### CHALLENGE
Quote the listing in full, exactly as given, minus any pictures.
+ + + +
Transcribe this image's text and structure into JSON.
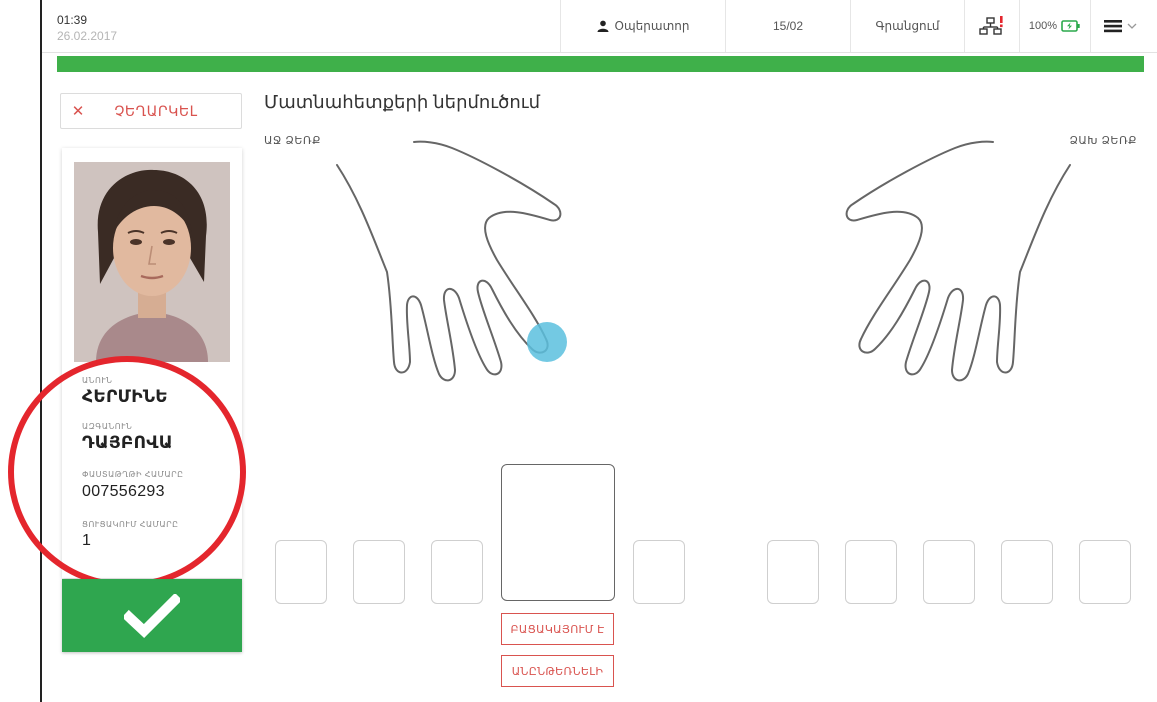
{
  "status": {
    "time": "01:39",
    "date": "26.02.2017"
  },
  "topbar": {
    "operator_label": "Օպերատոր",
    "count": "15/02",
    "registering_label": "Գրանցում",
    "battery": "100%"
  },
  "progress": {
    "percent": 100,
    "color": "#3fb04a"
  },
  "sidebar": {
    "cancel_label": "ՉԵՂԱՐԿԵԼ",
    "fields": {
      "first_name_label": "ԱՆՈՒՆ",
      "first_name": "ՀԵՐՄԻՆԵ",
      "last_name_label": "ԱԶԳԱՆՈՒՆ",
      "last_name": "ԴԱՅԲՈՎԱ",
      "passport_label": "ՓԱՍՏԱԹՂԹԻ ՀԱՄԱՐԸ",
      "passport": "007556293",
      "list_number_label": "ՑՈՒՑԱԿՈՒՄ ՀԱՄԱՐԸ",
      "list_number": "1"
    }
  },
  "main": {
    "title": "Մատնահետքերի ներմուծում",
    "right_hand_label": "ԱՋ ՁԵՌՔ",
    "left_hand_label": "ՁԱԽ ՁԵՌՔ",
    "missing_label": "ԲԱՑԱԿԱՅՈՒՄ Է",
    "unreadable_label": "ԱՆԸՆԹԵՌՆԵԼԻ"
  },
  "colors": {
    "accent_green": "#2fa64f",
    "danger": "#d9534f",
    "highlight_circle": "#e4262d",
    "finger_marker": "#5bc0de"
  },
  "icons": [
    "user-icon",
    "network-alert-icon",
    "battery-icon",
    "menu-icon",
    "chevron-down-icon",
    "close-icon",
    "checkmark-icon"
  ]
}
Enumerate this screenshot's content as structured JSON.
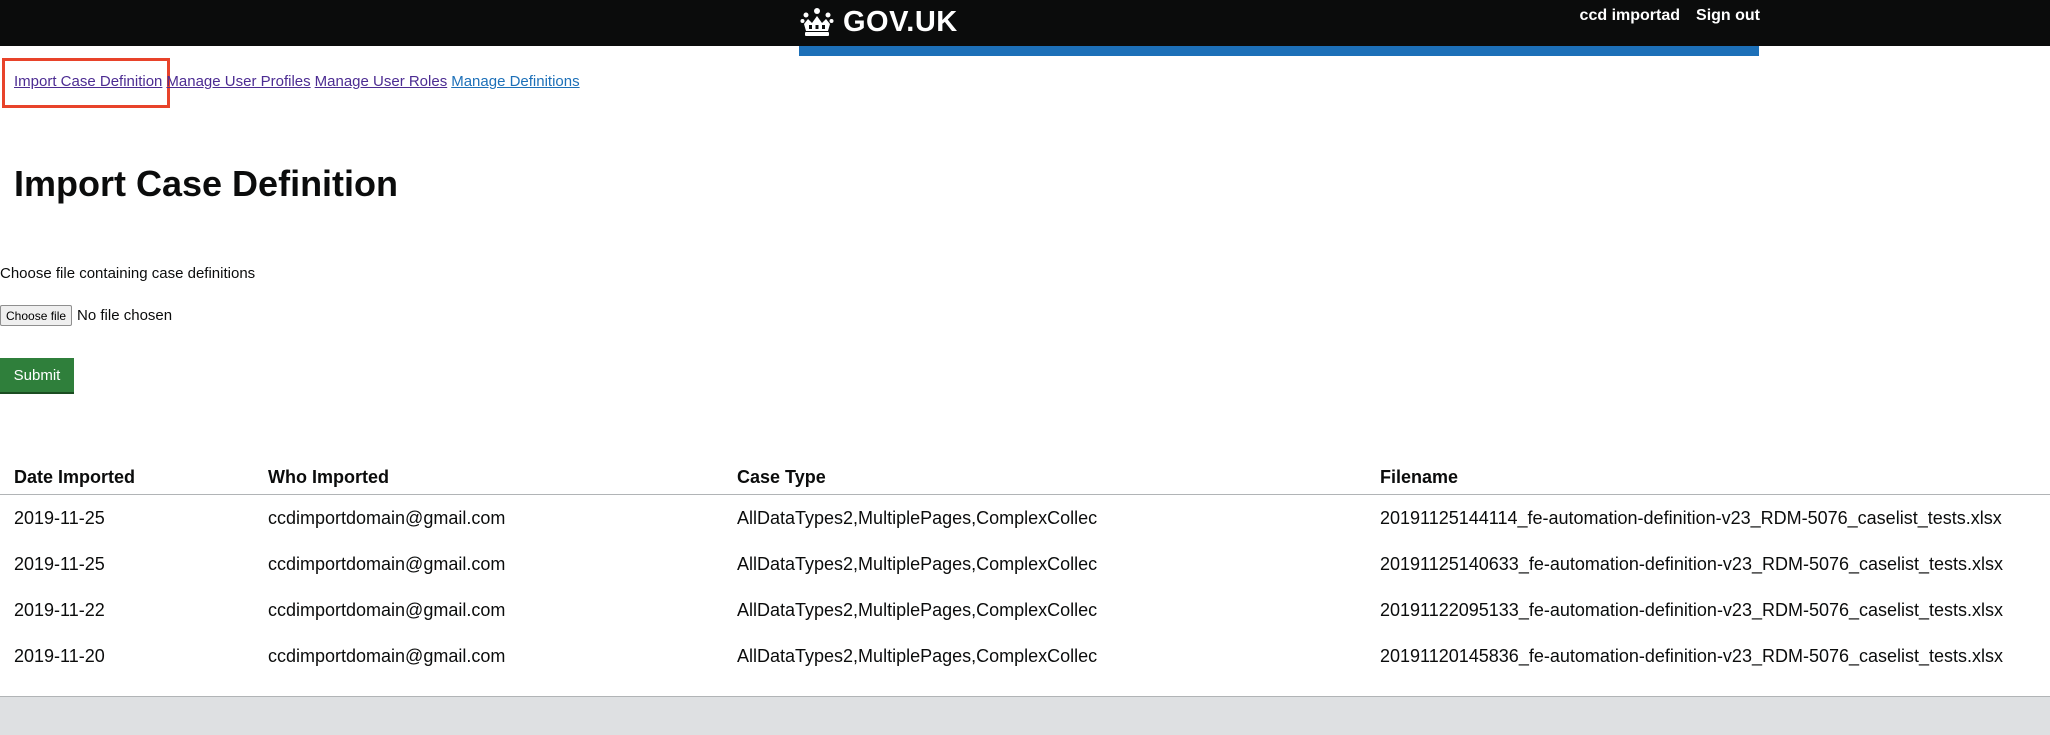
{
  "header": {
    "logo_text": "GOV.UK",
    "logo_icon": "crown-icon",
    "user_name": "ccd importad",
    "sign_out_label": "Sign out"
  },
  "nav": {
    "items": [
      {
        "label": "Import Case Definition"
      },
      {
        "label": "Manage User Profiles"
      },
      {
        "label": "Manage User Roles"
      },
      {
        "label": "Manage Definitions"
      }
    ]
  },
  "page": {
    "title": "Import Case Definition",
    "file_label": "Choose file containing case definitions",
    "choose_file_label": "Choose file",
    "no_file_text": "No file chosen",
    "submit_label": "Submit"
  },
  "table": {
    "headers": [
      "Date Imported",
      "Who Imported",
      "Case Type",
      "Filename"
    ],
    "rows": [
      [
        "2019-11-25",
        "ccdimportdomain@gmail.com",
        "AllDataTypes2,MultiplePages,ComplexCollec",
        "20191125144114_fe-automation-definition-v23_RDM-5076_caselist_tests.xlsx"
      ],
      [
        "2019-11-25",
        "ccdimportdomain@gmail.com",
        "AllDataTypes2,MultiplePages,ComplexCollec",
        "20191125140633_fe-automation-definition-v23_RDM-5076_caselist_tests.xlsx"
      ],
      [
        "2019-11-22",
        "ccdimportdomain@gmail.com",
        "AllDataTypes2,MultiplePages,ComplexCollec",
        "20191122095133_fe-automation-definition-v23_RDM-5076_caselist_tests.xlsx"
      ],
      [
        "2019-11-20",
        "ccdimportdomain@gmail.com",
        "AllDataTypes2,MultiplePages,ComplexCollec",
        "20191120145836_fe-automation-definition-v23_RDM-5076_caselist_tests.xlsx"
      ]
    ]
  },
  "colors": {
    "header_bg": "#0b0c0c",
    "accent_blue": "#1d70b8",
    "link_visited": "#4c2c92",
    "submit_green": "#2f7f3b",
    "highlight_red": "#e8432a",
    "footer_bg": "#dee0e2"
  }
}
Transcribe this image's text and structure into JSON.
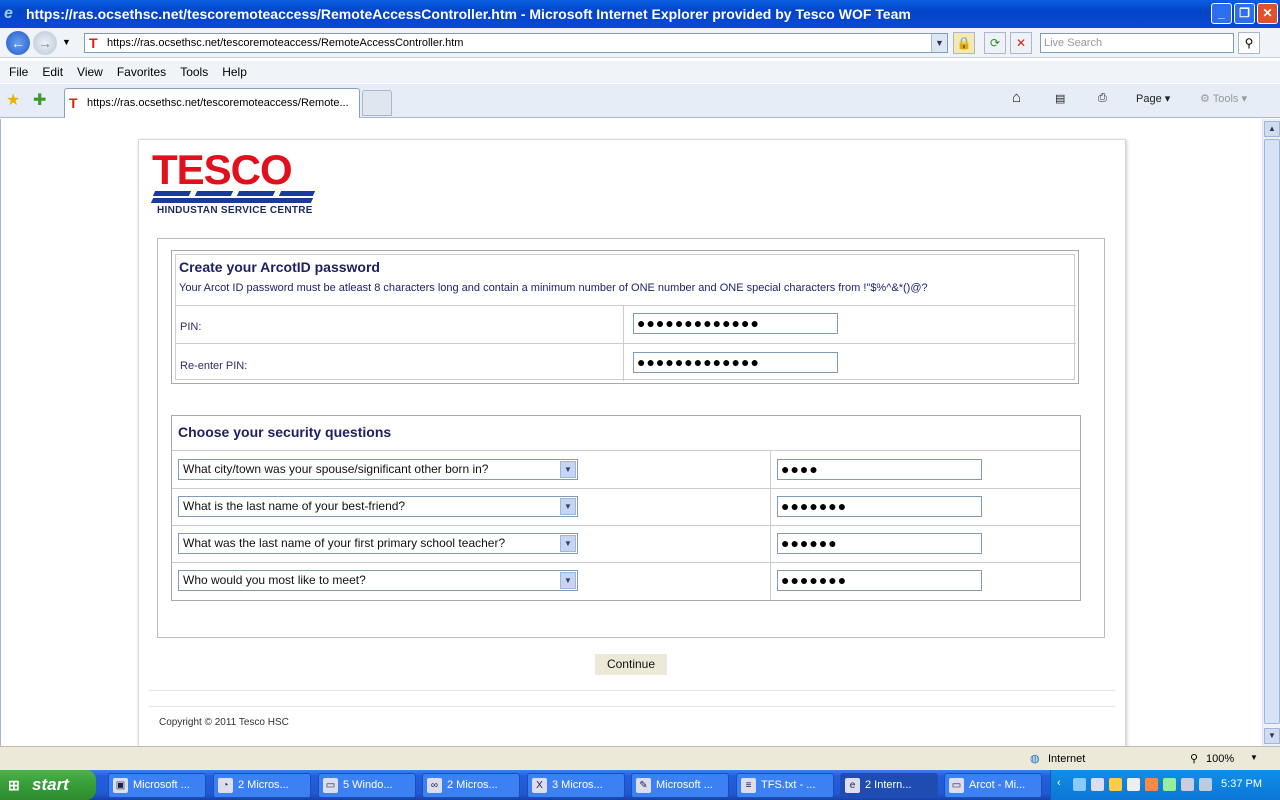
{
  "window": {
    "title": "https://ras.ocsethsc.net/tescoremoteaccess/RemoteAccessController.htm - Microsoft Internet Explorer provided by Tesco WOF Team"
  },
  "toolbar": {
    "address": "https://ras.ocsethsc.net/tescoremoteaccess/RemoteAccessController.htm",
    "search_placeholder": "Live Search"
  },
  "menu": [
    "File",
    "Edit",
    "View",
    "Favorites",
    "Tools",
    "Help"
  ],
  "tab": {
    "title": "https://ras.ocsethsc.net/tescoremoteaccess/Remote..."
  },
  "commandbar": {
    "page": "Page",
    "tools": "Tools"
  },
  "page": {
    "logo_word": "TESCO",
    "logo_sub": "HINDUSTAN SERVICE CENTRE",
    "password_section": {
      "heading": "Create your ArcotID password",
      "hint": "Your Arcot ID password must be atleast 8 characters long and contain a minimum number of ONE number and ONE special characters from !\"$%^&*()@?",
      "pin_label": "PIN:",
      "pin_value": "●●●●●●●●●●●●●",
      "reenter_label": "Re-enter PIN:",
      "reenter_value": "●●●●●●●●●●●●●"
    },
    "security_section": {
      "heading": "Choose your security questions",
      "questions": [
        {
          "question": "What city/town was your spouse/significant other born in?",
          "answer": "●●●●"
        },
        {
          "question": "What is the last name of your best-friend?",
          "answer": "●●●●●●●"
        },
        {
          "question": "What was the last name of your first primary school teacher?",
          "answer": "●●●●●●"
        },
        {
          "question": "Who would you most like to meet?",
          "answer": "●●●●●●●"
        }
      ]
    },
    "continue_label": "Continue",
    "copyright": "Copyright © 2011 Tesco HSC"
  },
  "statusbar": {
    "zone": "Internet",
    "zoom": "100%"
  },
  "taskbar": {
    "start": "start",
    "buttons": [
      "Microsoft ...",
      "2 Micros...",
      "5 Windo...",
      "2 Micros...",
      "3 Micros...",
      "Microsoft ...",
      "TFS.txt - ...",
      "2 Intern...",
      "Arcot - Mi..."
    ],
    "clock": "5:37 PM"
  },
  "colors": {
    "tesco_red": "#e0101c",
    "tesco_blue": "#1a3a9c",
    "heading_navy": "#1d2160"
  }
}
+ + + +
### TASK RESPONSE
Transcribe this image's text and structure into JSON.
{
  "status": {
    "time": "01:39",
    "date": "26.02.2017"
  },
  "topbar": {
    "operator_label": "Օպերատոր",
    "count": "15/02",
    "registering_label": "Գրանցում",
    "battery": "100%"
  },
  "progress": {
    "percent": 100,
    "color": "#3fb04a"
  },
  "sidebar": {
    "cancel_label": "ՉԵՂԱՐԿԵԼ",
    "fields": {
      "first_name_label": "ԱՆՈՒՆ",
      "first_name": "ՀԵՐՄԻՆԵ",
      "last_name_label": "ԱԶԳԱՆՈՒՆ",
      "last_name": "ԴԱՅԲՈՎԱ",
      "passport_label": "ՓԱՍՏԱԹՂԹԻ ՀԱՄԱՐԸ",
      "passport": "007556293",
      "list_number_label": "ՑՈՒՑԱԿՈՒՄ ՀԱՄԱՐԸ",
      "list_number": "1"
    }
  },
  "main": {
    "title": "Մատնահետքերի ներմուծում",
    "right_hand_label": "ԱՋ ՁԵՌՔ",
    "left_hand_label": "ՁԱԽ ՁԵՌՔ",
    "missing_label": "ԲԱՑԱԿԱՅՈՒՄ Է",
    "unreadable_label": "ԱՆԸՆԹԵՌՆԵԼԻ"
  },
  "colors": {
    "accent_green": "#2fa64f",
    "danger": "#d9534f",
    "highlight_circle": "#e4262d",
    "finger_marker": "#5bc0de"
  },
  "icons": [
    "user-icon",
    "network-alert-icon",
    "battery-icon",
    "menu-icon",
    "chevron-down-icon",
    "close-icon",
    "checkmark-icon"
  ]
}
Enumerate this screenshot's content as structured JSON.
{
  "header": {
    "logo_text": "GOV.UK",
    "logo_icon": "crown-icon",
    "user_name": "ccd importad",
    "sign_out_label": "Sign out"
  },
  "nav": {
    "items": [
      {
        "label": "Import Case Definition"
      },
      {
        "label": "Manage User Profiles"
      },
      {
        "label": "Manage User Roles"
      },
      {
        "label": "Manage Definitions"
      }
    ]
  },
  "page": {
    "title": "Import Case Definition",
    "file_label": "Choose file containing case definitions",
    "choose_file_label": "Choose file",
    "no_file_text": "No file chosen",
    "submit_label": "Submit"
  },
  "table": {
    "headers": [
      "Date Imported",
      "Who Imported",
      "Case Type",
      "Filename"
    ],
    "rows": [
      [
        "2019-11-25",
        "ccdimportdomain@gmail.com",
        "AllDataTypes2,MultiplePages,ComplexCollec",
        "20191125144114_fe-automation-definition-v23_RDM-5076_caselist_tests.xlsx"
      ],
      [
        "2019-11-25",
        "ccdimportdomain@gmail.com",
        "AllDataTypes2,MultiplePages,ComplexCollec",
        "20191125140633_fe-automation-definition-v23_RDM-5076_caselist_tests.xlsx"
      ],
      [
        "2019-11-22",
        "ccdimportdomain@gmail.com",
        "AllDataTypes2,MultiplePages,ComplexCollec",
        "20191122095133_fe-automation-definition-v23_RDM-5076_caselist_tests.xlsx"
      ],
      [
        "2019-11-20",
        "ccdimportdomain@gmail.com",
        "AllDataTypes2,MultiplePages,ComplexCollec",
        "20191120145836_fe-automation-definition-v23_RDM-5076_caselist_tests.xlsx"
      ]
    ]
  },
  "colors": {
    "header_bg": "#0b0c0c",
    "accent_blue": "#1d70b8",
    "link_visited": "#4c2c92",
    "submit_green": "#2f7f3b",
    "highlight_red": "#e8432a",
    "footer_bg": "#dee0e2"
  }
}
Transcribe this image's text and structure into JSON.
{
  "window": {
    "title": "https://ras.ocsethsc.net/tescoremoteaccess/RemoteAccessController.htm - Microsoft Internet Explorer provided by Tesco WOF Team"
  },
  "toolbar": {
    "address": "https://ras.ocsethsc.net/tescoremoteaccess/RemoteAccessController.htm",
    "search_placeholder": "Live Search"
  },
  "menu": [
    "File",
    "Edit",
    "View",
    "Favorites",
    "Tools",
    "Help"
  ],
  "tab": {
    "title": "https://ras.ocsethsc.net/tescoremoteaccess/Remote..."
  },
  "commandbar": {
    "page": "Page",
    "tools": "Tools"
  },
  "page": {
    "logo_word": "TESCO",
    "logo_sub": "HINDUSTAN SERVICE CENTRE",
    "password_section": {
      "heading": "Create your ArcotID password",
      "hint": "Your Arcot ID password must be atleast 8 characters long and contain a minimum number of ONE number and ONE special characters from !\"$%^&*()@?",
      "pin_label": "PIN:",
      "pin_value": "●●●●●●●●●●●●●",
      "reenter_label": "Re-enter PIN:",
      "reenter_value": "●●●●●●●●●●●●●"
    },
    "security_section": {
      "heading": "Choose your security questions",
      "questions": [
        {
          "question": "What city/town was your spouse/significant other born in?",
          "answer": "●●●●"
        },
        {
          "question": "What is the last name of your best-friend?",
          "answer": "●●●●●●●"
        },
        {
          "question": "What was the last name of your first primary school teacher?",
          "answer": "●●●●●●"
        },
        {
          "question": "Who would you most like to meet?",
          "answer": "●●●●●●●"
        }
      ]
    },
    "continue_label": "Continue",
    "copyright": "Copyright © 2011 Tesco HSC"
  },
  "statusbar": {
    "zone": "Internet",
    "zoom": "100%"
  },
  "taskbar": {
    "start": "start",
    "buttons": [
      "Microsoft ...",
      "2 Micros...",
      "5 Windo...",
      "2 Micros...",
      "3 Micros...",
      "Microsoft ...",
      "TFS.txt - ...",
      "2 Intern...",
      "Arcot - Mi..."
    ],
    "clock": "5:37 PM"
  },
  "colors": {
    "tesco_red": "#e0101c",
    "tesco_blue": "#1a3a9c",
    "heading_navy": "#1d2160"
  }
}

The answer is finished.